--- Start Material shown ---

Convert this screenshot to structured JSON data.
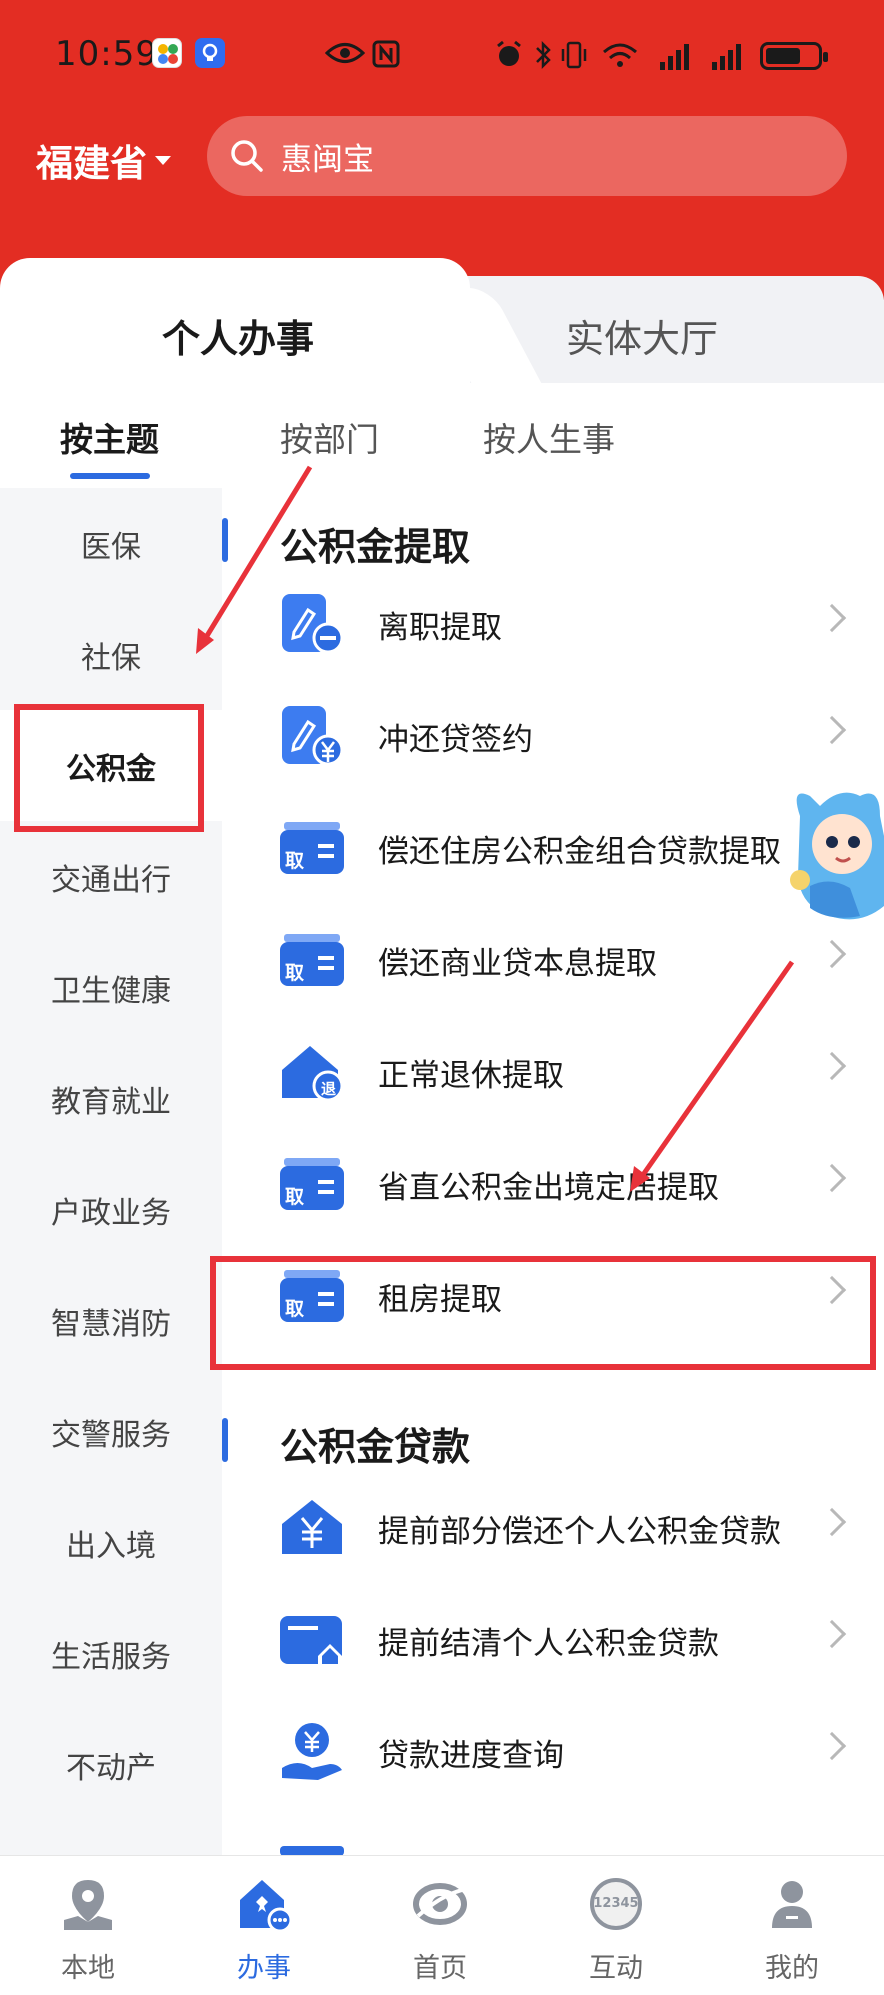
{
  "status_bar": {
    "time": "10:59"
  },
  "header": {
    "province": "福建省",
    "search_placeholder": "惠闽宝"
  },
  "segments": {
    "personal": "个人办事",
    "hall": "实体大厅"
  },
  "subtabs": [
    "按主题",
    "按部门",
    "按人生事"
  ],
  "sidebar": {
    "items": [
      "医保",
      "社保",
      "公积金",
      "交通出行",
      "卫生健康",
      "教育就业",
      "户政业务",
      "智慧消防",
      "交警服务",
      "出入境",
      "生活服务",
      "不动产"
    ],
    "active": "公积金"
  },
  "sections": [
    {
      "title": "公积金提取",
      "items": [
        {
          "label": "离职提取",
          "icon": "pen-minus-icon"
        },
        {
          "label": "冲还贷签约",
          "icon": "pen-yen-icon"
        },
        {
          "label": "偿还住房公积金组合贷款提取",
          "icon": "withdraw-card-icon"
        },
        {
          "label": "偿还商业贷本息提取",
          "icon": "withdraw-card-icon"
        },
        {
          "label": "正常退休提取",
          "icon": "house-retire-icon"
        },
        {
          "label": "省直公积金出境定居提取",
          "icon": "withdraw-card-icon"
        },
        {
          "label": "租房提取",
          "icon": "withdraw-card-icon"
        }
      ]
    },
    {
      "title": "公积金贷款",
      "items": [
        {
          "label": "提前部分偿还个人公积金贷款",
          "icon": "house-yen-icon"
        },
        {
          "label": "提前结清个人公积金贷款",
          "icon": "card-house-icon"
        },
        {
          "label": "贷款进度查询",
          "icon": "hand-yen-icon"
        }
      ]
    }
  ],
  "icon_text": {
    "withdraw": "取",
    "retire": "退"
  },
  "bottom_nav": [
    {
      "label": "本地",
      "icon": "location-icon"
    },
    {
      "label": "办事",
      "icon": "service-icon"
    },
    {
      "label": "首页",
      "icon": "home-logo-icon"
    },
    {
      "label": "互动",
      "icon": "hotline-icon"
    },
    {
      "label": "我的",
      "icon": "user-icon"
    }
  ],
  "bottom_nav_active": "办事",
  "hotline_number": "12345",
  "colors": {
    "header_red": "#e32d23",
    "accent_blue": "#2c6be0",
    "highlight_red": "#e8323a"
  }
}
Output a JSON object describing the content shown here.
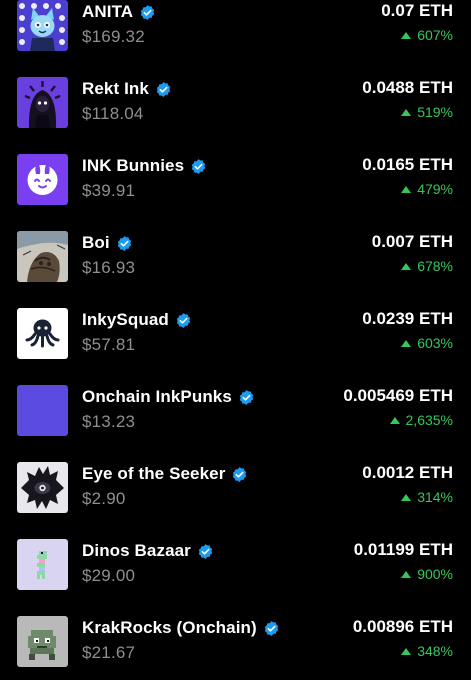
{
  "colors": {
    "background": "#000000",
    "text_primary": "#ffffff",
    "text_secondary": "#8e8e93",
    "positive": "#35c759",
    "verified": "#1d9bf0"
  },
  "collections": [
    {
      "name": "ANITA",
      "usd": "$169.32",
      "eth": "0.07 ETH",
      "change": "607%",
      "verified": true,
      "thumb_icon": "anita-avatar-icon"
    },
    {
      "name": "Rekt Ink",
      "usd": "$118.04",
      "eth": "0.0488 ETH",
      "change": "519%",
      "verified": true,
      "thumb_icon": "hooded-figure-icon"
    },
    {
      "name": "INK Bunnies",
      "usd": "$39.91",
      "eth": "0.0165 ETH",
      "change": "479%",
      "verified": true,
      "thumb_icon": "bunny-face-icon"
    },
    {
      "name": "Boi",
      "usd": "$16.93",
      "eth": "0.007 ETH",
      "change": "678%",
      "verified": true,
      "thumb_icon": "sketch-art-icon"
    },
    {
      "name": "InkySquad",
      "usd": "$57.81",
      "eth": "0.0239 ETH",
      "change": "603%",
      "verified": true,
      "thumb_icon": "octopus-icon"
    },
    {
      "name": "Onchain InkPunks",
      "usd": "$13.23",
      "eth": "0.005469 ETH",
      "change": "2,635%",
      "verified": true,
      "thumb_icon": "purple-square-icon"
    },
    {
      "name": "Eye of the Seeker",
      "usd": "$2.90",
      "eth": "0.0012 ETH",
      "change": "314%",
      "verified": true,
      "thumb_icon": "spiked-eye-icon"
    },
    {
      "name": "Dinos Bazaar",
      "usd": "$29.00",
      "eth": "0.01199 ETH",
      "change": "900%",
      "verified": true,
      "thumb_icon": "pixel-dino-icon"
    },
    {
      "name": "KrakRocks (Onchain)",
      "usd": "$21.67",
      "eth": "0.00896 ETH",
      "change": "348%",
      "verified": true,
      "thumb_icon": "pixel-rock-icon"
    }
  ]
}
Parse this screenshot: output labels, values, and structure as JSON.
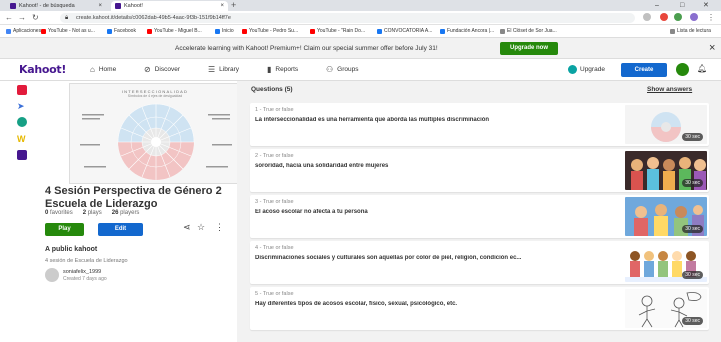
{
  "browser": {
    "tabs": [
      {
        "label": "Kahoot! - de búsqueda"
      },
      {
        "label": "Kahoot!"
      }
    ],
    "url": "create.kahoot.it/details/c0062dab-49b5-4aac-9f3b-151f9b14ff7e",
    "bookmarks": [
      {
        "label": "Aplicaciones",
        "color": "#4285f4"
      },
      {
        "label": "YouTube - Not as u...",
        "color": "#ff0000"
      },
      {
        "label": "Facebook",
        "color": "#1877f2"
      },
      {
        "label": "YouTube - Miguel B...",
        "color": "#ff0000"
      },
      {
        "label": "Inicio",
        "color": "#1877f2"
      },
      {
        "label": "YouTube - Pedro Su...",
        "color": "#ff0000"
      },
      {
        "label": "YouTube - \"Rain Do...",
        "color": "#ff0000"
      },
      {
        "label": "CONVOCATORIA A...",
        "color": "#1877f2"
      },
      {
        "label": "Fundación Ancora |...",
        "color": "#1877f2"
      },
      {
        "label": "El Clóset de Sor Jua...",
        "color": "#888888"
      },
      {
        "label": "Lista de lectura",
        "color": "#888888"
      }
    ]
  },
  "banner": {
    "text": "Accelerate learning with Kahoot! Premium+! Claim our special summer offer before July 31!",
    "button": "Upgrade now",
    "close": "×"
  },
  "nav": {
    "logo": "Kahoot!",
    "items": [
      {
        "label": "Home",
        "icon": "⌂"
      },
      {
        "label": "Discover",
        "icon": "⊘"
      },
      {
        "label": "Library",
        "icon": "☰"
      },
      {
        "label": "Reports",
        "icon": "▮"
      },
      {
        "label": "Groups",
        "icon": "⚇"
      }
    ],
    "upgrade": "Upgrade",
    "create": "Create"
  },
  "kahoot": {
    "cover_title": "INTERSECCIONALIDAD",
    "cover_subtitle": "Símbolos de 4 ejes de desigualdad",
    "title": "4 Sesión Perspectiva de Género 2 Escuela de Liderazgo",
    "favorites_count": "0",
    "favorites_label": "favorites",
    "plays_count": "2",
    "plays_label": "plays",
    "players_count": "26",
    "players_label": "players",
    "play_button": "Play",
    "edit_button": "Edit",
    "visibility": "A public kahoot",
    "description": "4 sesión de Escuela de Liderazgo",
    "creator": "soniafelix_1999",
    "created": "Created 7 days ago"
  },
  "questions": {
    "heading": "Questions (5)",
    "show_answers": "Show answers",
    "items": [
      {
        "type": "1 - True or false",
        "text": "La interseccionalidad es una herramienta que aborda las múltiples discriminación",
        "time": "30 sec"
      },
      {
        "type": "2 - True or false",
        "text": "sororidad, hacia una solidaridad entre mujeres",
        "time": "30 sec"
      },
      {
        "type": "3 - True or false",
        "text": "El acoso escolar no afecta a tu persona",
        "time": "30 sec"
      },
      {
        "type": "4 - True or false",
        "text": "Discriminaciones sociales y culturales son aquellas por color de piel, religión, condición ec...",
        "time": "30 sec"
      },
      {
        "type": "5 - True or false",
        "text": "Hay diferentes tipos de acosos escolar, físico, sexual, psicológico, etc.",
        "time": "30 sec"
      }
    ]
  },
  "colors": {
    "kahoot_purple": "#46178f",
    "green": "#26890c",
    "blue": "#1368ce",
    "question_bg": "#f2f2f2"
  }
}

--- End Material shown ---

Scan the material above. Copy each line that holds the word "change".

      "change": "607%",
      "change": "519%",
      "change": "479%",
      "change": "678%",
      "change": "603%",
      "change": "2,635%",
      "change": "314%",
      "change": "900%",
      "change": "348%",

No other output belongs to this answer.